### TASK TO COMPLETE
State how many lines of the records contain the string "writing". Give the number alone.
[begin DATA TO USE]
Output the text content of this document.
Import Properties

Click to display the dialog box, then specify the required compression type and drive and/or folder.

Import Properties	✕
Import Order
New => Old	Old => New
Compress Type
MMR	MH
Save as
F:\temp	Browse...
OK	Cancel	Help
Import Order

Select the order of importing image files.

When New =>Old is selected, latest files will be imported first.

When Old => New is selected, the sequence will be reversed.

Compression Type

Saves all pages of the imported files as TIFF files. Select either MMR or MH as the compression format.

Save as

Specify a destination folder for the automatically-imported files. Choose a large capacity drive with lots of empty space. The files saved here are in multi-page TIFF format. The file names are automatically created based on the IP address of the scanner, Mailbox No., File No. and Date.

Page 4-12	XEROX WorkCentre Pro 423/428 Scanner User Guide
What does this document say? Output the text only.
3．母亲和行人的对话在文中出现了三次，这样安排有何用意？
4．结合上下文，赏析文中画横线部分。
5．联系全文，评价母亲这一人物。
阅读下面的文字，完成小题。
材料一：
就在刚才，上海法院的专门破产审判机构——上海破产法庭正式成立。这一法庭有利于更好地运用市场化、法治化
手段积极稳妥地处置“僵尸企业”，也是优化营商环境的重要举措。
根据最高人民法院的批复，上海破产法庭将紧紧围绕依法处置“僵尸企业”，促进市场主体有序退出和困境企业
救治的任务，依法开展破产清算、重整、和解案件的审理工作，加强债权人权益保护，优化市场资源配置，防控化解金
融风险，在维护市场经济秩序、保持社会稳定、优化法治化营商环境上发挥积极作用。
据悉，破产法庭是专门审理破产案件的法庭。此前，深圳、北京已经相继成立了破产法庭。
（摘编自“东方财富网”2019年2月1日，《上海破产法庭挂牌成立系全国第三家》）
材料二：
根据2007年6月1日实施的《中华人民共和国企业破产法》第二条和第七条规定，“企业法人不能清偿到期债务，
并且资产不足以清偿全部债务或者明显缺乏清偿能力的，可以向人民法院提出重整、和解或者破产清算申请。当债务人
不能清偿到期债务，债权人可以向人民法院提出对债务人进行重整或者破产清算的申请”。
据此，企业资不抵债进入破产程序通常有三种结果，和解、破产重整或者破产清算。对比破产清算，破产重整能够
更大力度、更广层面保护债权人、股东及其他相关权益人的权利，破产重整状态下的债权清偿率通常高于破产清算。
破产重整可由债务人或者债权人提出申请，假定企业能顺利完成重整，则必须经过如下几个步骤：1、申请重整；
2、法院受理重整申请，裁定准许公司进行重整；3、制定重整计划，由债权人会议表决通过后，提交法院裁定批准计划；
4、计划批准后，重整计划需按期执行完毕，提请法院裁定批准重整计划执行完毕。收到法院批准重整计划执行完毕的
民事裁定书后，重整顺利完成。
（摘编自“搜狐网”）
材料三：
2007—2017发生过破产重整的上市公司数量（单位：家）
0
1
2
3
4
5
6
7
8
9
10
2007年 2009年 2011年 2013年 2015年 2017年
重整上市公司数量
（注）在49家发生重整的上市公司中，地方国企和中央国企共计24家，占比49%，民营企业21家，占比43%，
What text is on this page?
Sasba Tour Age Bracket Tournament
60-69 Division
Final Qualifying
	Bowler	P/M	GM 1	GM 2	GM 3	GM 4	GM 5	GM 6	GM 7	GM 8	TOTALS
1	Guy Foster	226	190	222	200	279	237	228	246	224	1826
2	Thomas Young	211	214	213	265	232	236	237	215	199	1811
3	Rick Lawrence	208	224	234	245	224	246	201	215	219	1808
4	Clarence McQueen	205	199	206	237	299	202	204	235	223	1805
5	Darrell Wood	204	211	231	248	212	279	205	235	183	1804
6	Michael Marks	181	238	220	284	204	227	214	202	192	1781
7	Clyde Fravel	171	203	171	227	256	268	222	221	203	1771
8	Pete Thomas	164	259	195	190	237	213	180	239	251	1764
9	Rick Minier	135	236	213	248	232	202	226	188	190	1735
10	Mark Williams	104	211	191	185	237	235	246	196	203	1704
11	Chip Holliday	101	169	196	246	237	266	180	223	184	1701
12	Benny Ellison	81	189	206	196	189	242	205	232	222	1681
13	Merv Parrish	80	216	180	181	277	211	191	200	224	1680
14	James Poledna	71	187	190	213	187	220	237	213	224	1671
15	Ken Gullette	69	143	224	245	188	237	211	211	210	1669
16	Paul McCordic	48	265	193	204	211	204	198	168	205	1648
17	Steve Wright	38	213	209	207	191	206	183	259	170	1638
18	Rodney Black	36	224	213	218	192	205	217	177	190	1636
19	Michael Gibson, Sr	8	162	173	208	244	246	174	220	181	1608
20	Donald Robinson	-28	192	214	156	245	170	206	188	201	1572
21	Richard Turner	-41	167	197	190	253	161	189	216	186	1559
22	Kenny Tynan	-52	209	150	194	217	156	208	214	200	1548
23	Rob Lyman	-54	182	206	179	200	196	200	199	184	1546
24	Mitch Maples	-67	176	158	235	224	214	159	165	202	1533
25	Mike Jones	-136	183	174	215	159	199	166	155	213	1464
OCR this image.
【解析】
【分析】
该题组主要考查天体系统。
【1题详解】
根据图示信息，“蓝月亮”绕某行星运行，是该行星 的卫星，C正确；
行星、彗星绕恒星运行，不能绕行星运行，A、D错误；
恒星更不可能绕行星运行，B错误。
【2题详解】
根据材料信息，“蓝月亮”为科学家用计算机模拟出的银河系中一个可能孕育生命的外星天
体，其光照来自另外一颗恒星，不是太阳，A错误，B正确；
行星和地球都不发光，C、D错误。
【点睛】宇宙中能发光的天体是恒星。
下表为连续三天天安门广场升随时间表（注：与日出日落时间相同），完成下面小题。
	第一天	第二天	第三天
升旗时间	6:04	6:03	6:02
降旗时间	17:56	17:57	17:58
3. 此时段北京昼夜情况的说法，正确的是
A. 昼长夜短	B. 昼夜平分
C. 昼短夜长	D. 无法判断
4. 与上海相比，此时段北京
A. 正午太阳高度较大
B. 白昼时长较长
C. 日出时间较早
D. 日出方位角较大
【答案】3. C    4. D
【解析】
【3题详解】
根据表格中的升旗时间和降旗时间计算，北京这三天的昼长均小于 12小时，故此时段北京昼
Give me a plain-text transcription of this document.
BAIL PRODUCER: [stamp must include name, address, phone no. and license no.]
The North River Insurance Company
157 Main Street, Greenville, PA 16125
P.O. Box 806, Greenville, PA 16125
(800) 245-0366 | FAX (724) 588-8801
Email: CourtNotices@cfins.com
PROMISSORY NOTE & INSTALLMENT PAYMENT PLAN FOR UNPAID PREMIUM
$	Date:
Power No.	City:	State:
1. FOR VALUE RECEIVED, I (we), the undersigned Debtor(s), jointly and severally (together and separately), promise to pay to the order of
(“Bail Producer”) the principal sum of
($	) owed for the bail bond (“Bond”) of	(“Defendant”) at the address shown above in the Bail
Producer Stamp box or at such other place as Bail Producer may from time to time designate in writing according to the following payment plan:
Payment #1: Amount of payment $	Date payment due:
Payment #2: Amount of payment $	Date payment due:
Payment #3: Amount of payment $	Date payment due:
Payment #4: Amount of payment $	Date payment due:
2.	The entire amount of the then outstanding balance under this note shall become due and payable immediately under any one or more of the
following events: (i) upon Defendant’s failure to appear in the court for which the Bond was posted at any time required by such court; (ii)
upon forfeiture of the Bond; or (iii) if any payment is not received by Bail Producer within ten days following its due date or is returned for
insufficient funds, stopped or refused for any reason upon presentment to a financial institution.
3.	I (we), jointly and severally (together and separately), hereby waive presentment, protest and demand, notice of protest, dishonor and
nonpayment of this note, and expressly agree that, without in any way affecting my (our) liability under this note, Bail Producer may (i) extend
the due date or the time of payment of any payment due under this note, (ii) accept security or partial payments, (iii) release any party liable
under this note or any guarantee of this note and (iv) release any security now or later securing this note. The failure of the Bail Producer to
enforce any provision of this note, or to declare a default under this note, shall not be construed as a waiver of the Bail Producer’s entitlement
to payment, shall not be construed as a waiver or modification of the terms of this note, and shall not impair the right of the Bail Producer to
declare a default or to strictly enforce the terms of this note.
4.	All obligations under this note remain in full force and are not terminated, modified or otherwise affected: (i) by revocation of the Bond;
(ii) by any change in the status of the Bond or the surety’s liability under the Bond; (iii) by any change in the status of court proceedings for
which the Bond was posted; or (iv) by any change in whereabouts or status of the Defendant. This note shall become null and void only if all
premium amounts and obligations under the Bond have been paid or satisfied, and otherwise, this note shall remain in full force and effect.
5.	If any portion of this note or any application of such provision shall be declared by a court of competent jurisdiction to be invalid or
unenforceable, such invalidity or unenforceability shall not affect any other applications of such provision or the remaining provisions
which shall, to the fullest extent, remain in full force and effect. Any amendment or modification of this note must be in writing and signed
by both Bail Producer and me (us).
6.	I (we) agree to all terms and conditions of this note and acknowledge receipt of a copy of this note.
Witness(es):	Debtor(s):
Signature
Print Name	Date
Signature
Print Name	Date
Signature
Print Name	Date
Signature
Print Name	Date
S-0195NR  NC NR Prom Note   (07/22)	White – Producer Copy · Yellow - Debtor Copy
[end DATA TO USE]
### COMPLETED TASK
2